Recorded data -
☆ ☆ ☆ ☆ ☆

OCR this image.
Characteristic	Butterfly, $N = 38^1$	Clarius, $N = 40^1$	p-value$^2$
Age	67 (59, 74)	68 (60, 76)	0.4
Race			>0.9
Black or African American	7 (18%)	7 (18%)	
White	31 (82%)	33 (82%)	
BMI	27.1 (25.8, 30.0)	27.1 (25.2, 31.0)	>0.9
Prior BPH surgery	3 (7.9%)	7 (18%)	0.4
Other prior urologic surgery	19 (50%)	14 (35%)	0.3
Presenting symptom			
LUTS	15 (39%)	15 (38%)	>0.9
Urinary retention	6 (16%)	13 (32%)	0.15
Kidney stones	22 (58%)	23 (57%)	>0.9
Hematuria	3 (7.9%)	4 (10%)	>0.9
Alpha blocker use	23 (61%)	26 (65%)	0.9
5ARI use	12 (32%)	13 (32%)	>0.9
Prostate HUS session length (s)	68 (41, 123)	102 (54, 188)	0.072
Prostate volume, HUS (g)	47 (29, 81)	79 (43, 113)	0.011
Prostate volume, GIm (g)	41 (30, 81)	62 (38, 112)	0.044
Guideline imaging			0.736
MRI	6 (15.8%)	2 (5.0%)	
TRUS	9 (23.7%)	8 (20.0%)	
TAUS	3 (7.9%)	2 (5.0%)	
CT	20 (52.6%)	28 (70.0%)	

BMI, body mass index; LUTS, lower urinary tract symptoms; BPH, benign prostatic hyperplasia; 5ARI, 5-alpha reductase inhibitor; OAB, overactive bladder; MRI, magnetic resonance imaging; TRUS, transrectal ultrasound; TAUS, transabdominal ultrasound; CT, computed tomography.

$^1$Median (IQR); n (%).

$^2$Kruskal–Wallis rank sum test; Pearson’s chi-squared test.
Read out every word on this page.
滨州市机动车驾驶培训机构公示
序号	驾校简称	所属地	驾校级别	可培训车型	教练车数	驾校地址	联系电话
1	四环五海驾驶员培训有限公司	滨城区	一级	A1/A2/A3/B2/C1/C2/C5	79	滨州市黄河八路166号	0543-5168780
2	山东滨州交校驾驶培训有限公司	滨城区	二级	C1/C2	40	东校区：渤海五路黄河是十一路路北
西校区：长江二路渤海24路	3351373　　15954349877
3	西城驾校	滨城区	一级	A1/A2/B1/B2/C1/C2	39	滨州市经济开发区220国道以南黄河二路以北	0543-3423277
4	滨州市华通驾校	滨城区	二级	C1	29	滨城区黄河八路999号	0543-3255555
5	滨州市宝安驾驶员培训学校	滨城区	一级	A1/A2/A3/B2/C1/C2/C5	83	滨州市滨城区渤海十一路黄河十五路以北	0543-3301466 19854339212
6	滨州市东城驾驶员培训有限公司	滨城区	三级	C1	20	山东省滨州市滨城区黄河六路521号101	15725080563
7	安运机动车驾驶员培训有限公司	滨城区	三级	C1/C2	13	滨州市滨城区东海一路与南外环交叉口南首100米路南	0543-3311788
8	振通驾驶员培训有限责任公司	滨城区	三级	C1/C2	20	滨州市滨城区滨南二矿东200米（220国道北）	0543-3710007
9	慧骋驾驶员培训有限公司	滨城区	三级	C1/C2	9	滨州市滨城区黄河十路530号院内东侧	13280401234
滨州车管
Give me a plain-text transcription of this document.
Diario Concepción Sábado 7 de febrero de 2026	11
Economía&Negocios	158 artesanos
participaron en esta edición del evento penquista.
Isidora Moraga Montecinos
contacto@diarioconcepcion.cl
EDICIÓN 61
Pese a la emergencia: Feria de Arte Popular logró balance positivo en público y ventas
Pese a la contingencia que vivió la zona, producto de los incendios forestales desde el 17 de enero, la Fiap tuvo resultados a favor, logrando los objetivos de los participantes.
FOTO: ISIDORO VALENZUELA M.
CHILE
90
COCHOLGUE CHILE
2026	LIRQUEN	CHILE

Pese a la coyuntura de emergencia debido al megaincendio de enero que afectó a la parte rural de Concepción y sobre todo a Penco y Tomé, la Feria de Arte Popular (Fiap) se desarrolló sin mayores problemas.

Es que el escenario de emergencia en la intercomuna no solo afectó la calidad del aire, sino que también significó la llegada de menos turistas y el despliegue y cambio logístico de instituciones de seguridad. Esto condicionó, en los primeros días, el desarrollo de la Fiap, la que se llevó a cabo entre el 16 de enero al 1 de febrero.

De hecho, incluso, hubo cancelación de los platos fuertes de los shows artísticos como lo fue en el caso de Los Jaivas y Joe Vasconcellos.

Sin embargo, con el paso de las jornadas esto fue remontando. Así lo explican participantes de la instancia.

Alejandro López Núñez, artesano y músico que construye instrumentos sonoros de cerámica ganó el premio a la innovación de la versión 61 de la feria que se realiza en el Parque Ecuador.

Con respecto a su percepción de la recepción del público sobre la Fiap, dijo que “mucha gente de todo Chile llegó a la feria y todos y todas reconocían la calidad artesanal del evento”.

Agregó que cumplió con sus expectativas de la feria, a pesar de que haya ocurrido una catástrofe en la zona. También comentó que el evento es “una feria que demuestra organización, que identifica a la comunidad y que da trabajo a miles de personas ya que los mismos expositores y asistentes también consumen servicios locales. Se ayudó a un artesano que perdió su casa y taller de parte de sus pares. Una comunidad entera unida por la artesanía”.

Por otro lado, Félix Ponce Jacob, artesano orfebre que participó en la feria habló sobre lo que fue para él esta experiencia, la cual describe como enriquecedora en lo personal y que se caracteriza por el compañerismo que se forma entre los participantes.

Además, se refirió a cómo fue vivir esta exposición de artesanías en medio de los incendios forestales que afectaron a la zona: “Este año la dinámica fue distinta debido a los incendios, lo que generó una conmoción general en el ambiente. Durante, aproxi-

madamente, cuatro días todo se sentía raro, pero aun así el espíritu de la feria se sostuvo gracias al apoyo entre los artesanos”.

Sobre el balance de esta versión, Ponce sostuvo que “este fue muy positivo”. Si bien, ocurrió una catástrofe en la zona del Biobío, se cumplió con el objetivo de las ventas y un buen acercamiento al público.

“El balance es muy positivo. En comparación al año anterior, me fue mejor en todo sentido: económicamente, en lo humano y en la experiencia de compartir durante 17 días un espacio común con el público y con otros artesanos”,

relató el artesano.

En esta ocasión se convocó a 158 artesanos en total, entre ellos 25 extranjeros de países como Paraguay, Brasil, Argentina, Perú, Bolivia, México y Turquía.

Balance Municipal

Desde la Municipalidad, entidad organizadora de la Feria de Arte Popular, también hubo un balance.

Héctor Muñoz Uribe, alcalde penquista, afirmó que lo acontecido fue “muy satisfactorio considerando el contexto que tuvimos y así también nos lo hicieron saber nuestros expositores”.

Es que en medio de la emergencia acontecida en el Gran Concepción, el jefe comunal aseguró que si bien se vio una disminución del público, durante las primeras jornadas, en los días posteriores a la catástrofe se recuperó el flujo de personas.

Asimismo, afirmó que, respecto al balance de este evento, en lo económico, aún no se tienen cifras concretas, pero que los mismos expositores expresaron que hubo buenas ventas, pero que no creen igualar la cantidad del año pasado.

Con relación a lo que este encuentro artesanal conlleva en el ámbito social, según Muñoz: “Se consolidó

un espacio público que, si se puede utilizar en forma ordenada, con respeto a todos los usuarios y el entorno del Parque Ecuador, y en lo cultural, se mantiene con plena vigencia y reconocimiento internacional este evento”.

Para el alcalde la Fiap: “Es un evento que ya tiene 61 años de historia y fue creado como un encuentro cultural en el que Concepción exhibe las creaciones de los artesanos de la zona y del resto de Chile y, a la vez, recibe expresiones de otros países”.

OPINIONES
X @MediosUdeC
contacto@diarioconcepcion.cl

☆ ☆ ☆ ☆ ☆

PROBLEM REQUIREMENTS - In the material above, find the lines that contain "volume" and show them.

RESPONSE TO THIS EXERCISE -
Prostate volume, HUS (g)	47 (29, 81)	79 (43, 113)	0.011
Prostate volume, GIm (g)	41 (30, 81)	62 (38, 112)	0.044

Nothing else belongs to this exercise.